### JOB:
Read the records below. Copy each line where the string "cake" occurs.

(Recorded data)
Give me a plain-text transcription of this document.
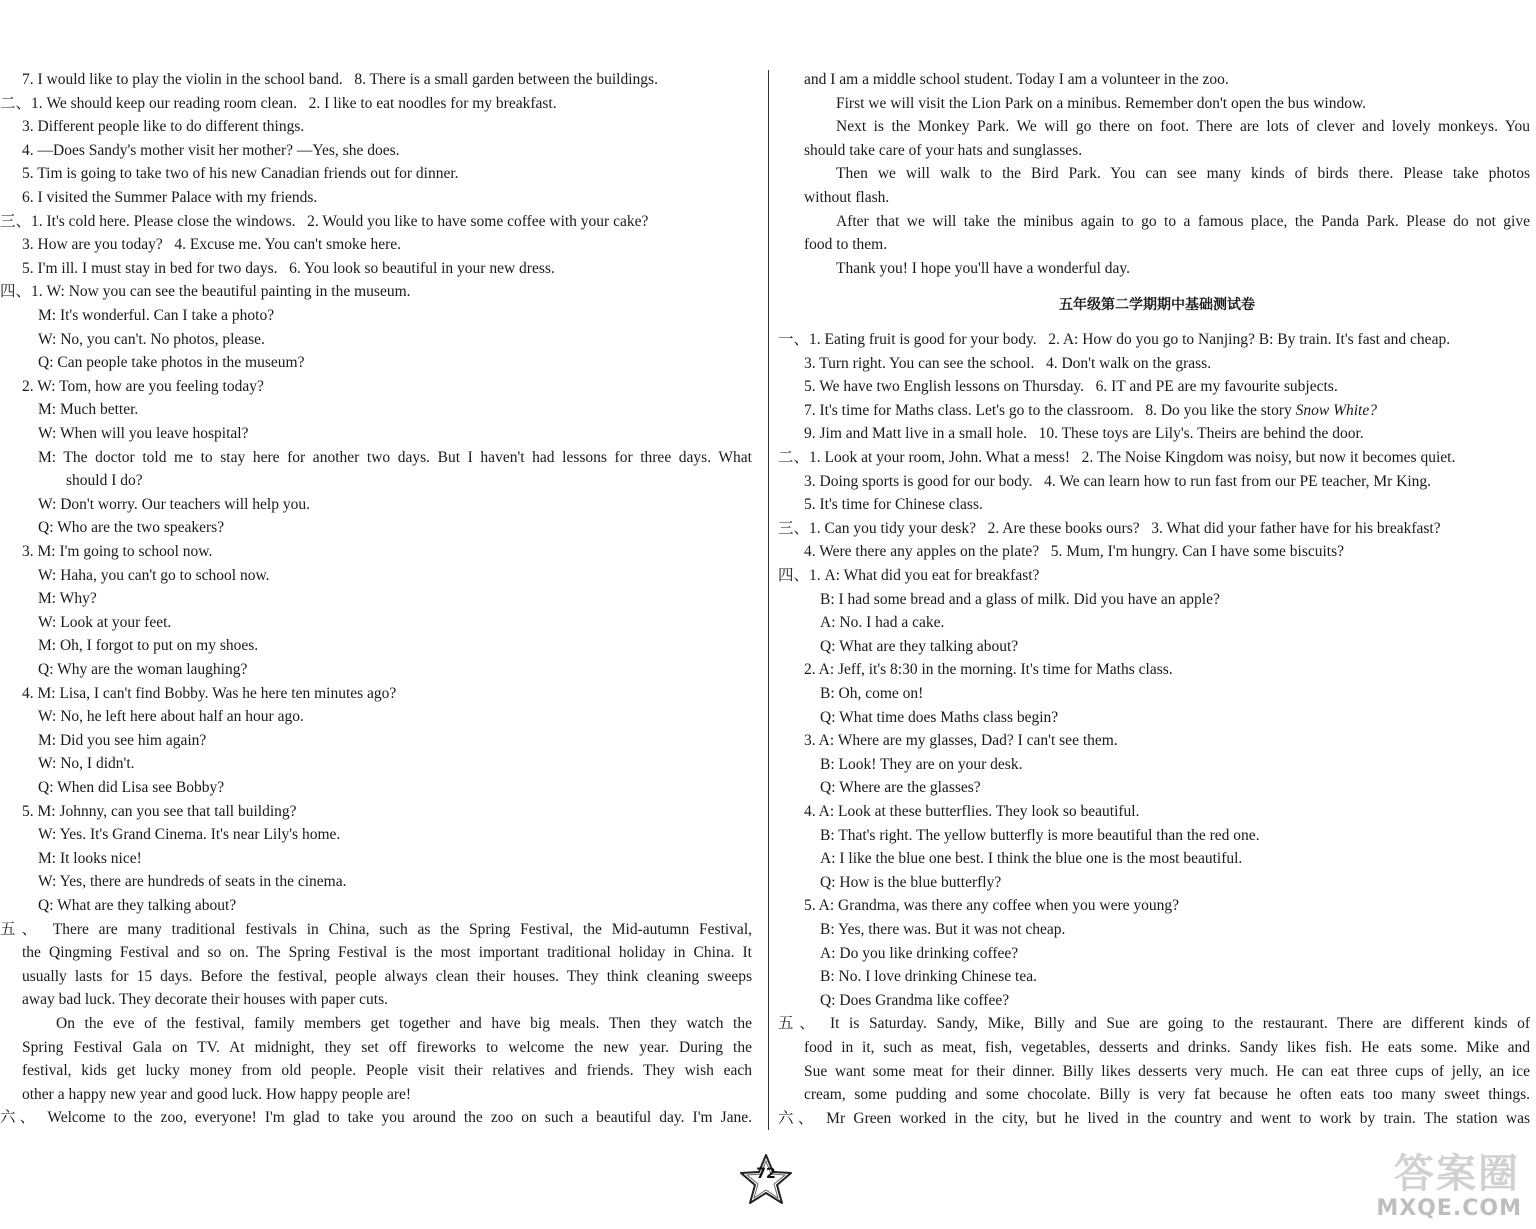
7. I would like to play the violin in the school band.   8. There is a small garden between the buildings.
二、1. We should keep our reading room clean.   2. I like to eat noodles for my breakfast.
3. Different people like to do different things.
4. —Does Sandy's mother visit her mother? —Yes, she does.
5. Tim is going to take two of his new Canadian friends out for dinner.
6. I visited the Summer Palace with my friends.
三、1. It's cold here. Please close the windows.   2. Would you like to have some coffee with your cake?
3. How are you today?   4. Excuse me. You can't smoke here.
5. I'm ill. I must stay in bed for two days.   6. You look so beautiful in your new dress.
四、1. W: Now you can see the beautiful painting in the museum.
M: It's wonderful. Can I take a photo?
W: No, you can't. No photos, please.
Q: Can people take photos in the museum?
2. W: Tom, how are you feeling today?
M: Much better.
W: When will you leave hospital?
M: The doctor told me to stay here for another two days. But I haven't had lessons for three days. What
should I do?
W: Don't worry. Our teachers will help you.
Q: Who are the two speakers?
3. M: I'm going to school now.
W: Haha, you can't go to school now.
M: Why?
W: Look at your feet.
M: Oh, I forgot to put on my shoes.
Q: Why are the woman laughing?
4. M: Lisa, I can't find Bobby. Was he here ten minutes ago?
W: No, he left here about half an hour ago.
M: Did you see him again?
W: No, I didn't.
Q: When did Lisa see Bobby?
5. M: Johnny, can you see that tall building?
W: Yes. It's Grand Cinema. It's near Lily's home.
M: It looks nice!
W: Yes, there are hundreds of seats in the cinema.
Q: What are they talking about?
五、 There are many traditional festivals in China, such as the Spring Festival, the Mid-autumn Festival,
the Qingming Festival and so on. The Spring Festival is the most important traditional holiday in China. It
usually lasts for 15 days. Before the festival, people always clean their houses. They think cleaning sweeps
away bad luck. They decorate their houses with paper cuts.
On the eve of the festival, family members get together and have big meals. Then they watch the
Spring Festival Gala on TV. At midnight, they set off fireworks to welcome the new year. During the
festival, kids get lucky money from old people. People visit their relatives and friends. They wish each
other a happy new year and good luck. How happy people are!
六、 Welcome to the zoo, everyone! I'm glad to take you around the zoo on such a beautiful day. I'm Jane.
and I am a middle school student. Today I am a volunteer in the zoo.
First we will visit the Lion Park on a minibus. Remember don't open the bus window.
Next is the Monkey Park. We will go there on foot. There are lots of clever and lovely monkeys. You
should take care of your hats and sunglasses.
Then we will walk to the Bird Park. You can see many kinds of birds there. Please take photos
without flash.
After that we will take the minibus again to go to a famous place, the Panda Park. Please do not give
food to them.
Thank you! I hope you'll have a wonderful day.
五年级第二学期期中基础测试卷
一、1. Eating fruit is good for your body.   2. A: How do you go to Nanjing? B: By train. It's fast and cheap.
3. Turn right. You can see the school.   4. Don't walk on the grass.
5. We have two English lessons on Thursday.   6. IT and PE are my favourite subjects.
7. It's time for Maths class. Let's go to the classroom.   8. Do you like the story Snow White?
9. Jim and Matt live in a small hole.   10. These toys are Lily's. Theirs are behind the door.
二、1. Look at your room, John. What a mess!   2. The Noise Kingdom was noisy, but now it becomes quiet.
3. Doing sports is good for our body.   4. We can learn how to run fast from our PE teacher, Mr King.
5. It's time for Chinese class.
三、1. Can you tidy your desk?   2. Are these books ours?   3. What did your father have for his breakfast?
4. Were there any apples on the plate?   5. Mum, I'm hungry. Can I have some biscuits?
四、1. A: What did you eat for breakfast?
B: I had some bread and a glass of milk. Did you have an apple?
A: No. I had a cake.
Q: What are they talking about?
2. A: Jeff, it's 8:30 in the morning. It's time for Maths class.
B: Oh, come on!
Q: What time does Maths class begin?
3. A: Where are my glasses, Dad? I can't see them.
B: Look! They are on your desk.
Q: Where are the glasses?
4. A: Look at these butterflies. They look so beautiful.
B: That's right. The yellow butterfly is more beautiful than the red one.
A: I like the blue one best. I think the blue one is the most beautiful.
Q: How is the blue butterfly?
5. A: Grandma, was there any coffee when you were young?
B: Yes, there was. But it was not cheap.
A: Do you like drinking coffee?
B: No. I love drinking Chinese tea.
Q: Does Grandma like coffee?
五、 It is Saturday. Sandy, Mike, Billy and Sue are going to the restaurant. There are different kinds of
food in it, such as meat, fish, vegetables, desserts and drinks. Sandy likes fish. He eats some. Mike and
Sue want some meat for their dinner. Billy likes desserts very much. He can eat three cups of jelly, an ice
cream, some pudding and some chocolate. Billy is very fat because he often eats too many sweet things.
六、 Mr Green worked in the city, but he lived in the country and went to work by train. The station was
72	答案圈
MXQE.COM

### RIGHT ANSWER:
三、1. It's cold here. Please close the windows.   2. Would you like to have some coffee with your cake?
A: No. I had a cake.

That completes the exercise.